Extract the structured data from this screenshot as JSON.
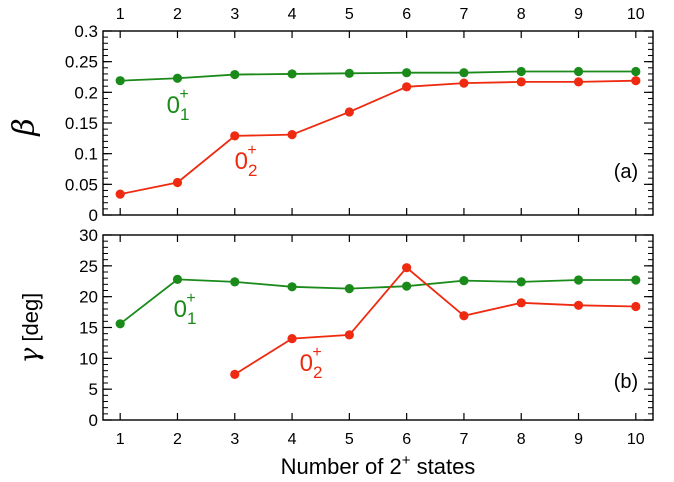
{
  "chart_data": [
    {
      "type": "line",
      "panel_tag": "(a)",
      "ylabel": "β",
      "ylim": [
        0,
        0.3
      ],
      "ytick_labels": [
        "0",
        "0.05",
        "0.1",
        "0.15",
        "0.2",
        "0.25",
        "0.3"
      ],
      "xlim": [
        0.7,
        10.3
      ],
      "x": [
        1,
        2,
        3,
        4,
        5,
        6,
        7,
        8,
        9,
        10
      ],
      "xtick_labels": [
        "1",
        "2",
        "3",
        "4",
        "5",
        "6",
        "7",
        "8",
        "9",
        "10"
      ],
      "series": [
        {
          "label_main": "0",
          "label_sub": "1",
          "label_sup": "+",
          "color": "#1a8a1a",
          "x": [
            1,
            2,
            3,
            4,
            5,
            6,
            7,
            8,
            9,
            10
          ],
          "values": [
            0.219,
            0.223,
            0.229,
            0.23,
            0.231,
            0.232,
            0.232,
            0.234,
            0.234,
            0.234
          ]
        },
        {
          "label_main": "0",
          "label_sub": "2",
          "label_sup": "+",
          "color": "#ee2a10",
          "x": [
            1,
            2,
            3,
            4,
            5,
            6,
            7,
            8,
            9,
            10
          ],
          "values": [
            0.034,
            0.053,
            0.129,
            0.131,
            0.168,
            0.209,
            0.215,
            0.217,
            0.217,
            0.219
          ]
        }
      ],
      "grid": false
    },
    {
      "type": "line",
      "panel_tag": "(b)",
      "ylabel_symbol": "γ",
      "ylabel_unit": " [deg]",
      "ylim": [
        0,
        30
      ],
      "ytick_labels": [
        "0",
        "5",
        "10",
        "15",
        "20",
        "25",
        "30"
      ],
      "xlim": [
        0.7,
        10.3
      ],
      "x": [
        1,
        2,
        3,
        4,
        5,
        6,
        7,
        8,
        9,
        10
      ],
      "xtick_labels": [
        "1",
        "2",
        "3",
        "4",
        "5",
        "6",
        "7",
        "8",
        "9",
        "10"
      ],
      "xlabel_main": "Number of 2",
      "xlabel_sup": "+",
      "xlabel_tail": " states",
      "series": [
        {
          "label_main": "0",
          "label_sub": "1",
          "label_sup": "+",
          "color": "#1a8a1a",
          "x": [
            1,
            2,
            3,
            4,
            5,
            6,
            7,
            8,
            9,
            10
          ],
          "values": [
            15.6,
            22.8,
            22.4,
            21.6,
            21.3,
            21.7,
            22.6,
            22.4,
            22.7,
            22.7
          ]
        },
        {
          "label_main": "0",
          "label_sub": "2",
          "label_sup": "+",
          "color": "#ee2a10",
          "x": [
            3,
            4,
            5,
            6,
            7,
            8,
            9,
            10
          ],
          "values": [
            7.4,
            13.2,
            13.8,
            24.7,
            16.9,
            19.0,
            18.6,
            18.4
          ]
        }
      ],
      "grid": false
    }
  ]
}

==

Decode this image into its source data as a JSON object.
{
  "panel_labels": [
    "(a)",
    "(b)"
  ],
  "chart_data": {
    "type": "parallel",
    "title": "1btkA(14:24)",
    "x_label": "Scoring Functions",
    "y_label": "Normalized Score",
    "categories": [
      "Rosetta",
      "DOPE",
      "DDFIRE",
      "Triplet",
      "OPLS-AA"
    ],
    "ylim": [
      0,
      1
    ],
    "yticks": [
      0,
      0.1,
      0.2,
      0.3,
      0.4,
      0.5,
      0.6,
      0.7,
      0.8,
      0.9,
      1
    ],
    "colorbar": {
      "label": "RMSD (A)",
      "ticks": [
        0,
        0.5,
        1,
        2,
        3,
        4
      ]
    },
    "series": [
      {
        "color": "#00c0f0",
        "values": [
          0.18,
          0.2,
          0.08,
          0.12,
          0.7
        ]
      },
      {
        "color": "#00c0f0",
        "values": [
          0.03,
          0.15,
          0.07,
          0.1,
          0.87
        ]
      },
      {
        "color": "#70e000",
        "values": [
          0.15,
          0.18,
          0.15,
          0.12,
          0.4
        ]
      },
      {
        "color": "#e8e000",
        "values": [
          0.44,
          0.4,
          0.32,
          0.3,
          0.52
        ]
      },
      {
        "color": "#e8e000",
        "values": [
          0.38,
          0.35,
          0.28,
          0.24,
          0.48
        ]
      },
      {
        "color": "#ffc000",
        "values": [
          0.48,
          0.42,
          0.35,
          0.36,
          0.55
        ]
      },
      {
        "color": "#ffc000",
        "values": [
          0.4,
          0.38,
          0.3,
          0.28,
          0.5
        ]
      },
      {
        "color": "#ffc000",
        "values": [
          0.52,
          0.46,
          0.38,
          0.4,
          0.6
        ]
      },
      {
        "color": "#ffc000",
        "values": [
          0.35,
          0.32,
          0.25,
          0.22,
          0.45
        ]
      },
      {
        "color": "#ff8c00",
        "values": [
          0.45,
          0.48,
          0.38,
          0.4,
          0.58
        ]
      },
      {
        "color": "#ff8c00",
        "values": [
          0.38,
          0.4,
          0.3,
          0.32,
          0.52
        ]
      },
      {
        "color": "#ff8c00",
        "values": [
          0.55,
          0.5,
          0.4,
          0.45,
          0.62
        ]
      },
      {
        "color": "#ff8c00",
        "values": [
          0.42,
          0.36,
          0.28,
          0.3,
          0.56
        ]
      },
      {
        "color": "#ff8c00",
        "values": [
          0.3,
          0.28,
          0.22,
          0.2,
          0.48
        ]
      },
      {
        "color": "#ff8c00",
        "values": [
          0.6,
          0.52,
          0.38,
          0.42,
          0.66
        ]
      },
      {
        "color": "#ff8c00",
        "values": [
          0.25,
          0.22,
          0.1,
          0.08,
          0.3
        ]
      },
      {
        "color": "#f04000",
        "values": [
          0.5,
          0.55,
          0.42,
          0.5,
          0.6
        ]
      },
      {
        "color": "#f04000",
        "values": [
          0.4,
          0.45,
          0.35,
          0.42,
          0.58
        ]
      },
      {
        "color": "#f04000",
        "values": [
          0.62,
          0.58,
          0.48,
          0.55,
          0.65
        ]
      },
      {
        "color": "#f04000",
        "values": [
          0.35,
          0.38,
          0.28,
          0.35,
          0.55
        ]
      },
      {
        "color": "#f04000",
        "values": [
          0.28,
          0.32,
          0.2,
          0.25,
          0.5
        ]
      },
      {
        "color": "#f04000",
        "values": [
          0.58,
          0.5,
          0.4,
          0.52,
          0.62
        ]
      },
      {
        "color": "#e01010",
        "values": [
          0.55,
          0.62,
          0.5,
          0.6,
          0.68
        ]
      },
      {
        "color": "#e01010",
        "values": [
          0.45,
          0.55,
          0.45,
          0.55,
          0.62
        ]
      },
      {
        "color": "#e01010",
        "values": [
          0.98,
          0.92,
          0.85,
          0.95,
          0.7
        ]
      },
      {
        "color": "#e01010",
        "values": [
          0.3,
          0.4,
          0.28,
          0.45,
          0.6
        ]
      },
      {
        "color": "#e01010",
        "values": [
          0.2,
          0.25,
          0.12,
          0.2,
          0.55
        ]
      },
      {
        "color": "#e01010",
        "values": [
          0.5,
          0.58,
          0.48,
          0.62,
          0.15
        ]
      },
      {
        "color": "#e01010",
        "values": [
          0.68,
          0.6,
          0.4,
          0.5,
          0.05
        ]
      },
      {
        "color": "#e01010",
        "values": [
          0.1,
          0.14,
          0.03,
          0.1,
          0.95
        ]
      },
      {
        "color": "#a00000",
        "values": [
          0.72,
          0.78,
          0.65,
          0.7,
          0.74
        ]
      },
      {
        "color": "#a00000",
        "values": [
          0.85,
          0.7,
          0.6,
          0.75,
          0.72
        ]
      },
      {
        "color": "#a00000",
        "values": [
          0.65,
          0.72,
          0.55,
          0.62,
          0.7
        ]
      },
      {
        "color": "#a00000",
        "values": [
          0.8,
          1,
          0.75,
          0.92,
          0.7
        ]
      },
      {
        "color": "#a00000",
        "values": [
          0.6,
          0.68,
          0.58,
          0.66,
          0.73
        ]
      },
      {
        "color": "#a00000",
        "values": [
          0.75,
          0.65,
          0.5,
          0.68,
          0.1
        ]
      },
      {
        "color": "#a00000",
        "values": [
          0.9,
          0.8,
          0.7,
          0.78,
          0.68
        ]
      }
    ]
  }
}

-- Short exercise --
Lines containing the word "this" are to be tallied; report only the total.

-- Output of the exercise --
2